Stated task: Omit every picture and write out the rest of the records exactly.

Stored data:
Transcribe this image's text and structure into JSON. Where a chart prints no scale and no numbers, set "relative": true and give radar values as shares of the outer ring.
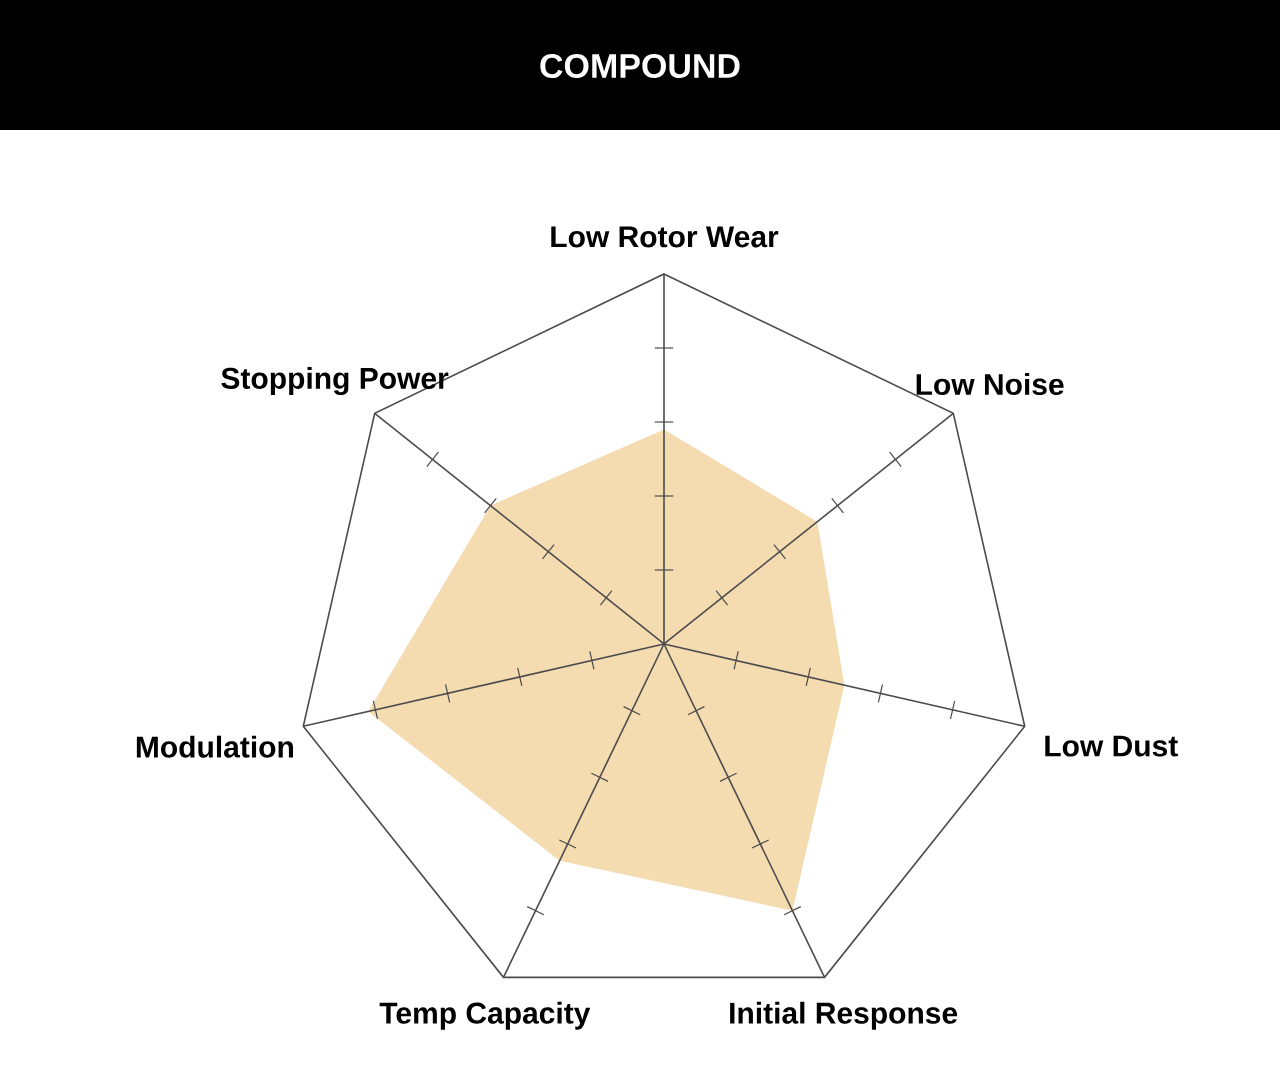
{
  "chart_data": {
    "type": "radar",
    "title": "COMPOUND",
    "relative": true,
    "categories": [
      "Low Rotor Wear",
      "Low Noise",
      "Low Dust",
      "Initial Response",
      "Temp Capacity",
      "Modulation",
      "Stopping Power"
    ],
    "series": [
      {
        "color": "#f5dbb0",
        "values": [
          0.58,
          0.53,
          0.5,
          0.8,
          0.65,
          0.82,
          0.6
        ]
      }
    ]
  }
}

Output of the task:
Transcribe this image's text and structure into JSON. Where a chart prints no scale and no numbers, set "relative": true and give radar values as shares of the outer ring.
{
  "chart_data": {
    "type": "radar",
    "title": "COMPOUND",
    "relative": true,
    "categories": [
      "Low Rotor Wear",
      "Low Noise",
      "Low Dust",
      "Initial Response",
      "Temp Capacity",
      "Modulation",
      "Stopping Power"
    ],
    "series": [
      {
        "color": "#f5dbb0",
        "values": [
          0.58,
          0.53,
          0.5,
          0.8,
          0.65,
          0.82,
          0.6
        ]
      }
    ]
  }
}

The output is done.